[Opening Page text section]

- The sizzling initial-public-offering market of 2019 continues with five companies valued at over $US1 billion already having gone public this year.
- While the majority of these companies have soared in their debut, retail investors have mostly struggled to benefit from the upside.
- Markets Insider walks through the challenges that retail investors face getting pre-IPO shares and also the risks.
- Read more stories at MarketsInsider.com
The initial-public-offering market has been red-hot in 2019 with several tech “unicorns” going public and cementing their multi-billion dollar status. Tradeweb,PagerDuty,Pinterest, and Zoom have all gone public with shares rising significantly in their trading debuts.
All of these stocks shot up by at least 25% in their initial trade. Zoom topped the list with an 81% gain. The ride-hailing unicorn Lyft has proved to be a notable exception, with shares eeking out a small gain on the first day of trading before tumbling 20% below its IPO price.
Despite the volatility, the IPO market remains red-hot with more companies to follow, including the mega-unicorn Uber which may seek a valuation as high as $US100 billion.

[Closing Page text section]

**Your instructions:**
Copy everything in the 2019 IPO market article from "- Markets Insider" down to "their trading debuts.".

[Opening Records supplied section]

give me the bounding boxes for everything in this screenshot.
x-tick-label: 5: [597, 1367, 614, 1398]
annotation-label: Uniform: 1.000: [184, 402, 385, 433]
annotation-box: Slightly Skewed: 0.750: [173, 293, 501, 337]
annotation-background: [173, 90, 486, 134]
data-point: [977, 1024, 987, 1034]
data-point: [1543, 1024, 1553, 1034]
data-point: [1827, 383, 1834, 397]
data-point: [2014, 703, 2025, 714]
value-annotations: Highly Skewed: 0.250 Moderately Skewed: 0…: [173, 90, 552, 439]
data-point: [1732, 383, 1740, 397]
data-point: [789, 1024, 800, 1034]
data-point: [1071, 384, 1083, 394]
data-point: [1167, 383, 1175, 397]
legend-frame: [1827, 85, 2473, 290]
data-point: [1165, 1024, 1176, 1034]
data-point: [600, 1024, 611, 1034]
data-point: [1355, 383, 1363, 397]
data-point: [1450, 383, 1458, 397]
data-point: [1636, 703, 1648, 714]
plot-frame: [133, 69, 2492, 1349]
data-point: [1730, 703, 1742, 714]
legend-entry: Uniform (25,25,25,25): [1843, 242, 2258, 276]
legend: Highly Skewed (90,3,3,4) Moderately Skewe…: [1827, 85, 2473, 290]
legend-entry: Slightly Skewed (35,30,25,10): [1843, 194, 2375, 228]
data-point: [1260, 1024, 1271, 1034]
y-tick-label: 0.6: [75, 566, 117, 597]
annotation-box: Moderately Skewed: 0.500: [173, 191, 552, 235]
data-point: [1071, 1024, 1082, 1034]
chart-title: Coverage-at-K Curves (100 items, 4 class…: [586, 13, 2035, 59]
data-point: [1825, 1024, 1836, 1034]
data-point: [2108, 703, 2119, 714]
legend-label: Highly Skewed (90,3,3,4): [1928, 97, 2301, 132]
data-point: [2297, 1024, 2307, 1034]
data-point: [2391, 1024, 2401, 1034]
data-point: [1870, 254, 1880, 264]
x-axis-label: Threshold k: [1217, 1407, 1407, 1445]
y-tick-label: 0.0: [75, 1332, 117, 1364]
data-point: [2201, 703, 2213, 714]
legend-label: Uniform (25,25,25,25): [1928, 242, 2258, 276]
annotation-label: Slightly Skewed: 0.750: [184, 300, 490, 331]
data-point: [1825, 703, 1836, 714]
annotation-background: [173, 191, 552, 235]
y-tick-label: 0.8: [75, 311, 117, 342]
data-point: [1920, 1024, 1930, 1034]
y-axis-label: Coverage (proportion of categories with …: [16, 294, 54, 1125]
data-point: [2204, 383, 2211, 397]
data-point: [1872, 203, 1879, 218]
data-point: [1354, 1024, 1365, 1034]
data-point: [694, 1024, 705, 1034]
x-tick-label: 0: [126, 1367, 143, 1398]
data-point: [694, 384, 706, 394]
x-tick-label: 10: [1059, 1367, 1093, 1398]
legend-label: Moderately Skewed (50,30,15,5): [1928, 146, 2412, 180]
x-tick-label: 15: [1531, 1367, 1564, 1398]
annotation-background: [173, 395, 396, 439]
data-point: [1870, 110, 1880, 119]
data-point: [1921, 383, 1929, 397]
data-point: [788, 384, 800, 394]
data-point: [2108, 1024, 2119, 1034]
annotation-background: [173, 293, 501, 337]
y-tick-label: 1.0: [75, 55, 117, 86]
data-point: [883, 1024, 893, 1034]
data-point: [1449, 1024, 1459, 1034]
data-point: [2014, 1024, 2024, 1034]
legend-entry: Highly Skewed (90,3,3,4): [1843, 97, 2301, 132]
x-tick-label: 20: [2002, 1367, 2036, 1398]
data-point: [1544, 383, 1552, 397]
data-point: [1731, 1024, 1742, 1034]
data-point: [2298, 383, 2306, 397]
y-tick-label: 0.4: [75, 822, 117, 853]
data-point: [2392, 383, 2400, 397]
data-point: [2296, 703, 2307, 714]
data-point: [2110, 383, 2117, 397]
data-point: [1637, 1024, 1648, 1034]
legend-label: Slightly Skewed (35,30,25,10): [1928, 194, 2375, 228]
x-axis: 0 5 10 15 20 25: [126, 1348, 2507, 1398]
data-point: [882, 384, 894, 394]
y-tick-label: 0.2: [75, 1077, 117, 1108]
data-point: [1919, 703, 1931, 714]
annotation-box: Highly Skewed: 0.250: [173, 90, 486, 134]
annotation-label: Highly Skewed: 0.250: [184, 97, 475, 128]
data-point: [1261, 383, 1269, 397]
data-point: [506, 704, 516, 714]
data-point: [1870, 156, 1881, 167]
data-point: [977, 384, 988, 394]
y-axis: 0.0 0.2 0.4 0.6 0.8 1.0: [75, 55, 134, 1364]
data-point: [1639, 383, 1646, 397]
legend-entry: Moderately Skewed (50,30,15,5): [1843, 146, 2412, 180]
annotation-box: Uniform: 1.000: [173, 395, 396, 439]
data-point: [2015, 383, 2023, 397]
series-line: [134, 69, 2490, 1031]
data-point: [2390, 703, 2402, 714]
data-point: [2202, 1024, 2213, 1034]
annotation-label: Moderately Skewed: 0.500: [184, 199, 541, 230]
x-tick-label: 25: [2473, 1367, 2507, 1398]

[Closing Records supplied section]

**Written solution:**
- Markets Insider walks through the challenges that retail investors face getting pre-IPO shares and also the risks.
- Read more stories at MarketsInsider.com
The initial-public-offering market has been red-hot in 2019 with several tech “unicorns” going public and cementing their multi-billion dollar status. Tradeweb,PagerDuty,Pinterest, and Zoom have all gone public with shares rising significantly in their trading debuts.